## Records for processing
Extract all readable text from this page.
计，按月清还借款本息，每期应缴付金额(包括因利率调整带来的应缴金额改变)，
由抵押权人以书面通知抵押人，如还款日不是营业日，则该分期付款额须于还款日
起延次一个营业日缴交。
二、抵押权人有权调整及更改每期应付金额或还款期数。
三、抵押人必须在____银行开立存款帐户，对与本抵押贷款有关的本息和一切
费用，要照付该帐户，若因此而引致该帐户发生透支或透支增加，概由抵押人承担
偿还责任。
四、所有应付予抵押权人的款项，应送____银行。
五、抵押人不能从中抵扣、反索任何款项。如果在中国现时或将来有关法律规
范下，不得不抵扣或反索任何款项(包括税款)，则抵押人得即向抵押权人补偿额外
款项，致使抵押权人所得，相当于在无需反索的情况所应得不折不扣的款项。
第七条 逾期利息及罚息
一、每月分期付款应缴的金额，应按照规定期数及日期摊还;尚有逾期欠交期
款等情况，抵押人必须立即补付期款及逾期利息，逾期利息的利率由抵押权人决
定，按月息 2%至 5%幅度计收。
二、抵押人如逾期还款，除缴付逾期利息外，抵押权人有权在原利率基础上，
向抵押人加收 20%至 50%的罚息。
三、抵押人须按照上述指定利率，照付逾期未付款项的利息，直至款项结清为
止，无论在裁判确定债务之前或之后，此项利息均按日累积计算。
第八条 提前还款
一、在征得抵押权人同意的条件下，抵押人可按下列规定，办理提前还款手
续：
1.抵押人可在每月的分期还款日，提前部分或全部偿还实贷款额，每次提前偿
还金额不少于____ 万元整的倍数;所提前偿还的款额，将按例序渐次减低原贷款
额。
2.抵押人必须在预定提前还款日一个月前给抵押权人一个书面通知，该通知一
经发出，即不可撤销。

## Required work
Repeat each of the entries above precisely as given.

## Task output
Extract all readable text from this page.
计，按月清还借款本息，每期应缴付金额(包括因利率调整带来的应缴金额改变)，
由抵押权人以书面通知抵押人，如还款日不是营业日，则该分期付款额须于还款日
起延次一个营业日缴交。
二、抵押权人有权调整及更改每期应付金额或还款期数。
三、抵押人必须在____银行开立存款帐户，对与本抵押贷款有关的本息和一切
费用，要照付该帐户，若因此而引致该帐户发生透支或透支增加，概由抵押人承担
偿还责任。
四、所有应付予抵押权人的款项，应送____银行。
五、抵押人不能从中抵扣、反索任何款项。如果在中国现时或将来有关法律规
范下，不得不抵扣或反索任何款项(包括税款)，则抵押人得即向抵押权人补偿额外
款项，致使抵押权人所得，相当于在无需反索的情况所应得不折不扣的款项。
第七条 逾期利息及罚息
一、每月分期付款应缴的金额，应按照规定期数及日期摊还;尚有逾期欠交期
款等情况，抵押人必须立即补付期款及逾期利息，逾期利息的利率由抵押权人决
定，按月息 2%至 5%幅度计收。
二、抵押人如逾期还款，除缴付逾期利息外，抵押权人有权在原利率基础上，
向抵押人加收 20%至 50%的罚息。
三、抵押人须按照上述指定利率，照付逾期未付款项的利息，直至款项结清为
止，无论在裁判确定债务之前或之后，此项利息均按日累积计算。
第八条 提前还款
一、在征得抵押权人同意的条件下，抵押人可按下列规定，办理提前还款手
续：
1.抵押人可在每月的分期还款日，提前部分或全部偿还实贷款额，每次提前偿
还金额不少于____ 万元整的倍数;所提前偿还的款额，将按例序渐次减低原贷款
额。
2.抵押人必须在预定提前还款日一个月前给抵押权人一个书面通知，该通知一
经发出，即不可撤销。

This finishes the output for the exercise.